*STATED TASK*.
Count every line that has "tindakan" in it and give the total, nothing more.
++++++
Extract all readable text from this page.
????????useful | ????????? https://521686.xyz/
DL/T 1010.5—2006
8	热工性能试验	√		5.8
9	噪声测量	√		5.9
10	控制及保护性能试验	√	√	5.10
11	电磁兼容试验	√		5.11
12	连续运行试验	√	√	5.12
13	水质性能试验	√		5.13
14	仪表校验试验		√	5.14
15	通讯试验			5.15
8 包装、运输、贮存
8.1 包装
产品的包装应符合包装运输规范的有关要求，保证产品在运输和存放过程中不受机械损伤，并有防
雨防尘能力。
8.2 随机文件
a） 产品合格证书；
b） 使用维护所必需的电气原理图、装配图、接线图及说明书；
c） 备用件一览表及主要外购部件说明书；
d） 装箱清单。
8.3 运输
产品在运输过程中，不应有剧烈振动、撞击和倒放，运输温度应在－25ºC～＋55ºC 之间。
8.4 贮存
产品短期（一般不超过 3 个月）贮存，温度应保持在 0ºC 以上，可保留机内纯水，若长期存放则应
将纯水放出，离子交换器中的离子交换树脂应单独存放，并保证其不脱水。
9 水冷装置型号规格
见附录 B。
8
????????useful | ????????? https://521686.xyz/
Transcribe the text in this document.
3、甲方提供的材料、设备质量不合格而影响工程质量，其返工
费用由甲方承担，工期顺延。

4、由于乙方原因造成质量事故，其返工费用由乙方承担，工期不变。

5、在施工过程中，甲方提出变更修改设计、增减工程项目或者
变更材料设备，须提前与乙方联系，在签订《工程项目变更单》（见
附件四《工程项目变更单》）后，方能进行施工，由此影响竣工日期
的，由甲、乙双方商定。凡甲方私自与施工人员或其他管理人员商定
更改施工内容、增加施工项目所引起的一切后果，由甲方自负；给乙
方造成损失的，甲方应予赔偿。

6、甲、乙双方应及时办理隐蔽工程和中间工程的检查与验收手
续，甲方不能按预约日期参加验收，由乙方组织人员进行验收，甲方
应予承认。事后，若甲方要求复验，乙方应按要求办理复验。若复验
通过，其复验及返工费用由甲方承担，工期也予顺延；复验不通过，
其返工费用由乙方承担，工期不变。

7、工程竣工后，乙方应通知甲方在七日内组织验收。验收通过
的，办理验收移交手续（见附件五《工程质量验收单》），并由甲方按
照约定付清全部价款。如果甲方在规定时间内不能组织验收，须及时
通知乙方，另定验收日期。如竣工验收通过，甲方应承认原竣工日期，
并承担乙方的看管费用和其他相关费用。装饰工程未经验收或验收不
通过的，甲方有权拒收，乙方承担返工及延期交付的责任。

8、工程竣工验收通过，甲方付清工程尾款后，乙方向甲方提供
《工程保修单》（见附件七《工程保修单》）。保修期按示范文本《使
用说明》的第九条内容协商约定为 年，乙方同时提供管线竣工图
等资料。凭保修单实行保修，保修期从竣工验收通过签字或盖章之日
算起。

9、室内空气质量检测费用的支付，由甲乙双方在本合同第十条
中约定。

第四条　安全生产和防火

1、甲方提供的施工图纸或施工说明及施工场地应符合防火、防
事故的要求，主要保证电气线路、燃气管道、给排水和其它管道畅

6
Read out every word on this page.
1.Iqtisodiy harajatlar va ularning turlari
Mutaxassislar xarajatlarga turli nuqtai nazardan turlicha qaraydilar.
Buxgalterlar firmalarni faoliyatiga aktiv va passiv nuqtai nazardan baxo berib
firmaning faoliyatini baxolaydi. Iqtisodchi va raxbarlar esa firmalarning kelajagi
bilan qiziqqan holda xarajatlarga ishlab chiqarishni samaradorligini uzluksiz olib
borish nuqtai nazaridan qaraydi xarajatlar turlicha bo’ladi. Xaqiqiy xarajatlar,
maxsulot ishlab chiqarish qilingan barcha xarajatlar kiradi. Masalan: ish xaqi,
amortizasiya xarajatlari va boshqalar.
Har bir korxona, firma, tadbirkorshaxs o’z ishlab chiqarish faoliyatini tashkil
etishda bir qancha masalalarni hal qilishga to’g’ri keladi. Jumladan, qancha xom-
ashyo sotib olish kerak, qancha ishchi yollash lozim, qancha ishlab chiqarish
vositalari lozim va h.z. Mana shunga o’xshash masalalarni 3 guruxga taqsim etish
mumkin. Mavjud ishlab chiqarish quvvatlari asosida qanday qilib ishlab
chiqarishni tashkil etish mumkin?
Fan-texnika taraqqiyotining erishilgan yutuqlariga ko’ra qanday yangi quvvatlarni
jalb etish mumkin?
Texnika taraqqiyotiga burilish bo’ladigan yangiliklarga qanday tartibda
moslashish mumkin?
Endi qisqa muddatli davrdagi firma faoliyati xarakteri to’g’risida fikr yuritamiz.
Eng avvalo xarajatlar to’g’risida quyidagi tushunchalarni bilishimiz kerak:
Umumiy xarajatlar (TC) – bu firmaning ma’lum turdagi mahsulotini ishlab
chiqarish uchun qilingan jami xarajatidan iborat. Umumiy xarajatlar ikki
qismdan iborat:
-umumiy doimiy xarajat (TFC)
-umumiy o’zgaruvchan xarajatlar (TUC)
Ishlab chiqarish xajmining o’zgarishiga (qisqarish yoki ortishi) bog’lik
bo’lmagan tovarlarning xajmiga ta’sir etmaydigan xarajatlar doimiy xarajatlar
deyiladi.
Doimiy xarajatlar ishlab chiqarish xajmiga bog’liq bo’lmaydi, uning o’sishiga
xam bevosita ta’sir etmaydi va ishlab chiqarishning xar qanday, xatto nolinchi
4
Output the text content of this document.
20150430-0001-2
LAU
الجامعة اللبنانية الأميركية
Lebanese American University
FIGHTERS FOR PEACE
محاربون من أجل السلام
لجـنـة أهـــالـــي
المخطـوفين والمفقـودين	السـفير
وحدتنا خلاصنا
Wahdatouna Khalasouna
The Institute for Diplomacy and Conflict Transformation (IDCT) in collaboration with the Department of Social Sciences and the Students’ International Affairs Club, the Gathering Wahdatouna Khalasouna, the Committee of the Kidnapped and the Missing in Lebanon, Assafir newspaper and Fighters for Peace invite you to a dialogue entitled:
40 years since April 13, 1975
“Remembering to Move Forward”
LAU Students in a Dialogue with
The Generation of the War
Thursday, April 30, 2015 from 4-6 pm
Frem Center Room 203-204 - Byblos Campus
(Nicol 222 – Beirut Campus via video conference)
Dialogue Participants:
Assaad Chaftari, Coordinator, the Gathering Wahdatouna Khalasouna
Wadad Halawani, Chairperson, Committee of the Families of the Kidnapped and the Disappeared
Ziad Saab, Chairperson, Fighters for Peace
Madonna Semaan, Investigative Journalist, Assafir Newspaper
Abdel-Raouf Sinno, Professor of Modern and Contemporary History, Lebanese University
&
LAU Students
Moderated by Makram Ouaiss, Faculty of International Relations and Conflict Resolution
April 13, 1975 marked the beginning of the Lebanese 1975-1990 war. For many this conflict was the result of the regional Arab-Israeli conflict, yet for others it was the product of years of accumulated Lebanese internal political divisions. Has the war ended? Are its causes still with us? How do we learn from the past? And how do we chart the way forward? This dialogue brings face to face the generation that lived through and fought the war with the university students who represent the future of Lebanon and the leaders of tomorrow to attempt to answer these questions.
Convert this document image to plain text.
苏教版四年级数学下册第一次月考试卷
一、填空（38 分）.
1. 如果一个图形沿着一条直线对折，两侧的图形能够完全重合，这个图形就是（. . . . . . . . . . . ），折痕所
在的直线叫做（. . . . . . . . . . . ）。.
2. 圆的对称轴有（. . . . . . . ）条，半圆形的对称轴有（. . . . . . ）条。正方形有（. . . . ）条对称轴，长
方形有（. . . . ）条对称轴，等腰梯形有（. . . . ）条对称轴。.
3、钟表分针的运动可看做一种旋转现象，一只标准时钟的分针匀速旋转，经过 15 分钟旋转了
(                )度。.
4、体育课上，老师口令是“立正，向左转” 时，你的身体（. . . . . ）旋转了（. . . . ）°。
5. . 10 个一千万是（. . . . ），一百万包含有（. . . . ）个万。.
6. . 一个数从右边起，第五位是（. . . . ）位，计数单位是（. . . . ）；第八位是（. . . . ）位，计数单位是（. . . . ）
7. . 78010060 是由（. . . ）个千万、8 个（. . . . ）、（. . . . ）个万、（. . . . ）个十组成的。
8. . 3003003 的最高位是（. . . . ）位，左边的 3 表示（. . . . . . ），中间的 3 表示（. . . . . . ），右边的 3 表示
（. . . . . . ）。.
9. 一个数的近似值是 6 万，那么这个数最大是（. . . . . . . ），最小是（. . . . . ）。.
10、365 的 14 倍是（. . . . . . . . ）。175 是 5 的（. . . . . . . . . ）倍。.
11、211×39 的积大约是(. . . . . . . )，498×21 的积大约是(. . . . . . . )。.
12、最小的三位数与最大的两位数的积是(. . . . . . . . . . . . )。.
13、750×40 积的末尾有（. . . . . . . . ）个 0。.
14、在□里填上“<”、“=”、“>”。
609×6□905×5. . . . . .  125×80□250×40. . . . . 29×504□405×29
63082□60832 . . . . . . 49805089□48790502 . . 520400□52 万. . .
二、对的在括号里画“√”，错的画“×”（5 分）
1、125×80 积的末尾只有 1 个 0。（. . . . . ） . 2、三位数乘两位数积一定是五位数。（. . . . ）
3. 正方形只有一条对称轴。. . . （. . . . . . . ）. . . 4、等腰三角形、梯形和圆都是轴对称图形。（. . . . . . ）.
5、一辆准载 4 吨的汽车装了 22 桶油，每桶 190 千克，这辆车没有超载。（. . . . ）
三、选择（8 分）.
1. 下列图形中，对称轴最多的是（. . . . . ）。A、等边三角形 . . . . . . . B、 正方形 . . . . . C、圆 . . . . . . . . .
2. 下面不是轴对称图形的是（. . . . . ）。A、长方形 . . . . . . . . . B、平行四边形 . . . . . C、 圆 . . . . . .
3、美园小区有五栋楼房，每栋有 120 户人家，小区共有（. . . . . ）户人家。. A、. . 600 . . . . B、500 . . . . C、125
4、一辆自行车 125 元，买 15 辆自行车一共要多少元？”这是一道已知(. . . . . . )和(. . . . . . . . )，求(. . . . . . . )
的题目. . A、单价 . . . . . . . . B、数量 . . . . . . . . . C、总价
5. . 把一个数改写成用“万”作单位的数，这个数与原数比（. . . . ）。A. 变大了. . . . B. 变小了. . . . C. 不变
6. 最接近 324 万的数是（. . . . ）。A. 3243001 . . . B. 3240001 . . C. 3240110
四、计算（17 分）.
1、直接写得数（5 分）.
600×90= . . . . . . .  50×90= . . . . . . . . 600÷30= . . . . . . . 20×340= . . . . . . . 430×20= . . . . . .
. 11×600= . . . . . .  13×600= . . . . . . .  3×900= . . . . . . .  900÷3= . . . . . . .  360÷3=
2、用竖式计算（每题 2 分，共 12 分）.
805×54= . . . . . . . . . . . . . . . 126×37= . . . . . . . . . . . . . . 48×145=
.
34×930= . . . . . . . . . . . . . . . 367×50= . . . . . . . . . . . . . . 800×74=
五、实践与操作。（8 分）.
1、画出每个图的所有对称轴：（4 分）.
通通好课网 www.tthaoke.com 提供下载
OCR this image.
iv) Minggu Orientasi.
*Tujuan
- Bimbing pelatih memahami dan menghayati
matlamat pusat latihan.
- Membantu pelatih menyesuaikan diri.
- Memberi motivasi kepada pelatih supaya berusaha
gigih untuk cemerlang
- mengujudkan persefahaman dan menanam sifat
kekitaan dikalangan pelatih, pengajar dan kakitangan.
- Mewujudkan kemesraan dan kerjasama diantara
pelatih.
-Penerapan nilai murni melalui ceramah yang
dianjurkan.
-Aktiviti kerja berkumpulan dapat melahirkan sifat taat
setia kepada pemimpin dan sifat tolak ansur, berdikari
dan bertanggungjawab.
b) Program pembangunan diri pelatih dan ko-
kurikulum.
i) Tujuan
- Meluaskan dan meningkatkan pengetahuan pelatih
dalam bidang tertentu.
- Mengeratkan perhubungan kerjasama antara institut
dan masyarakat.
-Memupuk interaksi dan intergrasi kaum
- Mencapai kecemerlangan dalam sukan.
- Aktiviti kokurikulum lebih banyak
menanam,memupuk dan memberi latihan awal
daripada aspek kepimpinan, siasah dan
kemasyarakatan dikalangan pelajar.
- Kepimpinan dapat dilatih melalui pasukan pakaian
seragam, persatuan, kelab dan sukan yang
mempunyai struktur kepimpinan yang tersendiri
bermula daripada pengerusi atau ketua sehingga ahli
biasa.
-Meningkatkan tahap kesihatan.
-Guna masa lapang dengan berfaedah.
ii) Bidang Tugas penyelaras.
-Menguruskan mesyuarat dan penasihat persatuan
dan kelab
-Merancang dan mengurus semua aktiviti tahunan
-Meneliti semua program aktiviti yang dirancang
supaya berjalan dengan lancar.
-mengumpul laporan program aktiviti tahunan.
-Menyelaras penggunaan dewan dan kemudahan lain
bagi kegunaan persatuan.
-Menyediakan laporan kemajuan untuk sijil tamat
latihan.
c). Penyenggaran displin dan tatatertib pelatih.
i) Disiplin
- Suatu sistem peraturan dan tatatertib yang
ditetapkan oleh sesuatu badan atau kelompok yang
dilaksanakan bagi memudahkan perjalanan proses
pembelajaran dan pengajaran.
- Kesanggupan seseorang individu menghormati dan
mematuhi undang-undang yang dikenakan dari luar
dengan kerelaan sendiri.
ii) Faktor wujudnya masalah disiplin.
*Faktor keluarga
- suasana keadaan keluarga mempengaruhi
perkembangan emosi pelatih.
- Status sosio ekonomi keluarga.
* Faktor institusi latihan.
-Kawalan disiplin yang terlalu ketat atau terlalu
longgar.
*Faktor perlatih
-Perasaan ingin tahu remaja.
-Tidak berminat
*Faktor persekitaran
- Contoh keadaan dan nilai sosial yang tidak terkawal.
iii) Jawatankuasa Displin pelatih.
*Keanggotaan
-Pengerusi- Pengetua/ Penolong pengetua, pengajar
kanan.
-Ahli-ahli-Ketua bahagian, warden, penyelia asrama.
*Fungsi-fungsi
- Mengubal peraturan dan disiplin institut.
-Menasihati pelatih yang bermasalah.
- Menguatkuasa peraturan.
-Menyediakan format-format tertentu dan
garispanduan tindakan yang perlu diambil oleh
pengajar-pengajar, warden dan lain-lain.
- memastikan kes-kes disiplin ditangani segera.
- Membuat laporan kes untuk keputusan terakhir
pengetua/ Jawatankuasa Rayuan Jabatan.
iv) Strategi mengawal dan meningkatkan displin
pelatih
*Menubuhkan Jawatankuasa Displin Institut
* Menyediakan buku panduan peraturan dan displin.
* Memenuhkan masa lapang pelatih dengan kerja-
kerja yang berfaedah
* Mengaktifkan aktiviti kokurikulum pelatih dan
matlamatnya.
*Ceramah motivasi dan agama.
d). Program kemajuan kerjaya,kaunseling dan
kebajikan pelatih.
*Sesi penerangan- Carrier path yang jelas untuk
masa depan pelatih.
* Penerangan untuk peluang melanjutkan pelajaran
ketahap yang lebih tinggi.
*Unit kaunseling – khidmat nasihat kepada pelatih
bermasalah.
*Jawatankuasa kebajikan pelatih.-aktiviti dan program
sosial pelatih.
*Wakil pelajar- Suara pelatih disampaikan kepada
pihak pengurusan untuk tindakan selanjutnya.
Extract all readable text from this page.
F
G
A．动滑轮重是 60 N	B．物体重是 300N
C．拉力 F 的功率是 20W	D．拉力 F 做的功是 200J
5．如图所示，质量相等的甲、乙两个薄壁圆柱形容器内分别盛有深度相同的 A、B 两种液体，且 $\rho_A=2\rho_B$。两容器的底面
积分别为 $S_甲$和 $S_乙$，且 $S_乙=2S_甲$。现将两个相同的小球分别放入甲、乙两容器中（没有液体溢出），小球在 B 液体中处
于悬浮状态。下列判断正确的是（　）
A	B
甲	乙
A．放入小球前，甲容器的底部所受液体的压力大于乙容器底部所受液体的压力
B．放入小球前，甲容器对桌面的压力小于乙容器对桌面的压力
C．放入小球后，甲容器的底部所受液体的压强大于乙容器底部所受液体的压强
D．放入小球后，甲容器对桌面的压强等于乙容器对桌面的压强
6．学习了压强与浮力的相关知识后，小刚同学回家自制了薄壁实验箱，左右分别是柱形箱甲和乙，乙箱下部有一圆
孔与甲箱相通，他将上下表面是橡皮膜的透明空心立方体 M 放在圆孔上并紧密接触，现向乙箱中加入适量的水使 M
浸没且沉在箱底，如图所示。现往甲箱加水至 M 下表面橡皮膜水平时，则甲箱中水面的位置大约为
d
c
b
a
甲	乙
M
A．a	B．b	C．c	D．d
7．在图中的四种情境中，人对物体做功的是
++++++
*THE OUTPUT*.
2